▸ Records about charts and figures:

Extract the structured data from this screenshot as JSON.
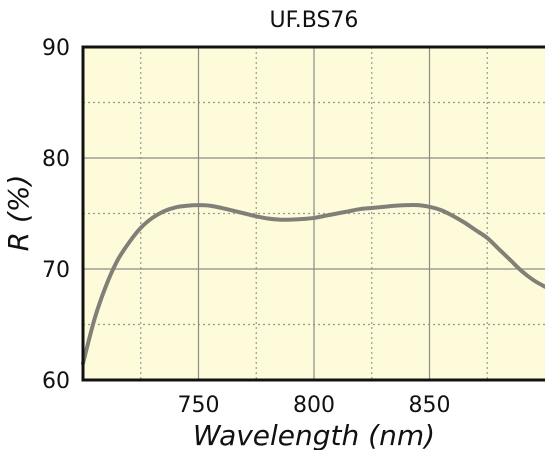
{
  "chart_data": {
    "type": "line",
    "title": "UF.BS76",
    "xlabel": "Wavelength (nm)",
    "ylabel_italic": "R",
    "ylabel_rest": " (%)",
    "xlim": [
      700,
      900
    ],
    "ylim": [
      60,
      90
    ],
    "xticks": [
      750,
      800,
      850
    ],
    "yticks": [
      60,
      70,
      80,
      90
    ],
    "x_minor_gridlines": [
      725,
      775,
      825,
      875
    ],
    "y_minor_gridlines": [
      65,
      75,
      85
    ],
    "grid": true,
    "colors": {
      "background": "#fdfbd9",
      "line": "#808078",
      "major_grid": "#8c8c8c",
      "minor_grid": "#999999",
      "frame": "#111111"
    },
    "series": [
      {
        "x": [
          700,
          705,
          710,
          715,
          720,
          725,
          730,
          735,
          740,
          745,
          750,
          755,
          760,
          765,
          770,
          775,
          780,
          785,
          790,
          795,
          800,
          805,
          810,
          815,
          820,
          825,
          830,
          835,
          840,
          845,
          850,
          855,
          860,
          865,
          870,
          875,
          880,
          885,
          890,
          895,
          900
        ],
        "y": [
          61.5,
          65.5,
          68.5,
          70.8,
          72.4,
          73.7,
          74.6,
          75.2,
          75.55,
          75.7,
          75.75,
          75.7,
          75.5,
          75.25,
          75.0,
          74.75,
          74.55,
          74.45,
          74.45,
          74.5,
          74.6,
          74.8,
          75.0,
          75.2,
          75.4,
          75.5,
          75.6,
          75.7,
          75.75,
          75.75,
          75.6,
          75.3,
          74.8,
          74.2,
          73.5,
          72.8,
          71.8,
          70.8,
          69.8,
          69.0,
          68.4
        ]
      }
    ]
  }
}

▸ What you need to do:
Leave every image out, and retype the material exactly.

▸ Finished exercise:
Extract the structured data from this screenshot as JSON.
{
  "chart_data": {
    "type": "line",
    "title": "UF.BS76",
    "xlabel": "Wavelength (nm)",
    "ylabel_italic": "R",
    "ylabel_rest": " (%)",
    "xlim": [
      700,
      900
    ],
    "ylim": [
      60,
      90
    ],
    "xticks": [
      750,
      800,
      850
    ],
    "yticks": [
      60,
      70,
      80,
      90
    ],
    "x_minor_gridlines": [
      725,
      775,
      825,
      875
    ],
    "y_minor_gridlines": [
      65,
      75,
      85
    ],
    "grid": true,
    "colors": {
      "background": "#fdfbd9",
      "line": "#808078",
      "major_grid": "#8c8c8c",
      "minor_grid": "#999999",
      "frame": "#111111"
    },
    "series": [
      {
        "x": [
          700,
          705,
          710,
          715,
          720,
          725,
          730,
          735,
          740,
          745,
          750,
          755,
          760,
          765,
          770,
          775,
          780,
          785,
          790,
          795,
          800,
          805,
          810,
          815,
          820,
          825,
          830,
          835,
          840,
          845,
          850,
          855,
          860,
          865,
          870,
          875,
          880,
          885,
          890,
          895,
          900
        ],
        "y": [
          61.5,
          65.5,
          68.5,
          70.8,
          72.4,
          73.7,
          74.6,
          75.2,
          75.55,
          75.7,
          75.75,
          75.7,
          75.5,
          75.25,
          75.0,
          74.75,
          74.55,
          74.45,
          74.45,
          74.5,
          74.6,
          74.8,
          75.0,
          75.2,
          75.4,
          75.5,
          75.6,
          75.7,
          75.75,
          75.75,
          75.6,
          75.3,
          74.8,
          74.2,
          73.5,
          72.8,
          71.8,
          70.8,
          69.8,
          69.0,
          68.4
        ]
      }
    ]
  }
}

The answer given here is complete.